### Available records
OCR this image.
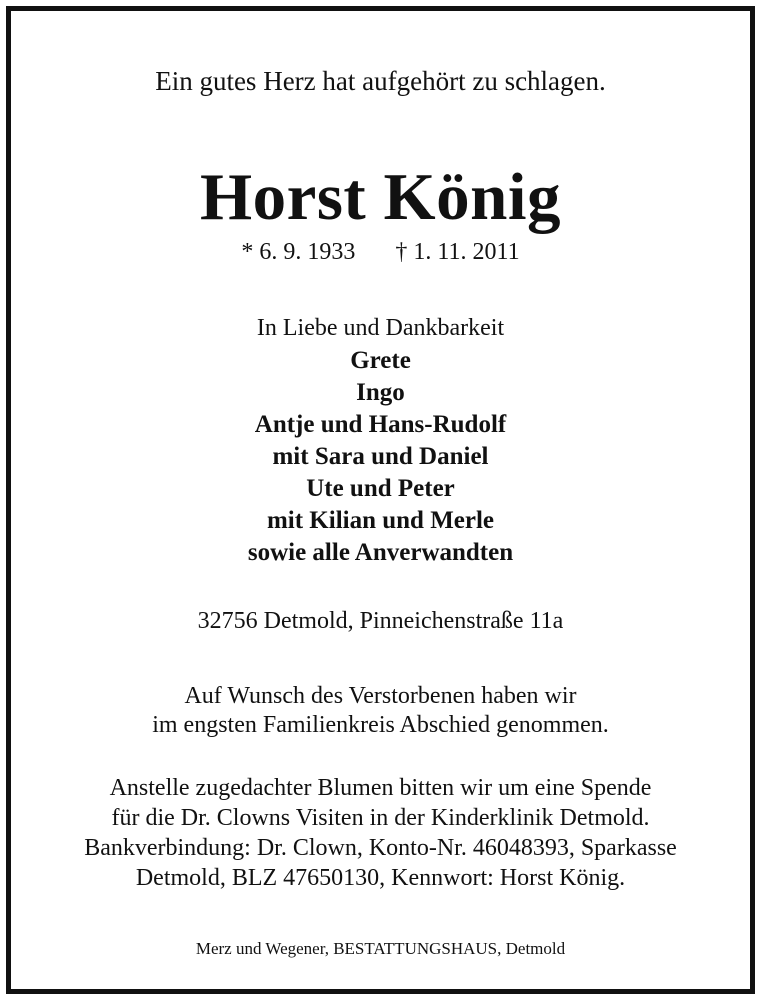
Ein gutes Herz hat aufgehört zu schlagen.
Horst König
* 6. 9. 1933 † 1. 11. 2011
In Liebe und Dankbarkeit
Grete
Ingo
Antje und Hans-Rudolf
mit Sara und Daniel
Ute und Peter
mit Kilian und Merle
sowie alle Anverwandten
32756 Detmold, Pinneichenstraße 11a
Auf Wunsch des Verstorbenen haben wir
im engsten Familienkreis Abschied genommen.
Anstelle zugedachter Blumen bitten wir um eine Spende
für die Dr. Clowns Visiten in der Kinderklinik Detmold.
Bankverbindung: Dr. Clown, Konto-Nr. 46048393, Sparkasse
Detmold, BLZ 47650130, Kennwort: Horst König.
Merz und Wegener, BESTATTUNGSHAUS, Detmold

### Work item
Repeat the listing in full and exactly. Do not include any images.

### Response to the exercise
OCR this image.
Ein gutes Herz hat aufgehört zu schlagen.
Horst König
* 6. 9. 1933 † 1. 11. 2011
In Liebe und Dankbarkeit
Grete
Ingo
Antje und Hans-Rudolf
mit Sara und Daniel
Ute und Peter
mit Kilian und Merle
sowie alle Anverwandten
32756 Detmold, Pinneichenstraße 11a
Auf Wunsch des Verstorbenen haben wir
im engsten Familienkreis Abschied genommen.
Anstelle zugedachter Blumen bitten wir um eine Spende
für die Dr. Clowns Visiten in der Kinderklinik Detmold.
Bankverbindung: Dr. Clown, Konto-Nr. 46048393, Sparkasse
Detmold, BLZ 47650130, Kennwort: Horst König.
Merz und Wegener, BESTATTUNGSHAUS, Detmold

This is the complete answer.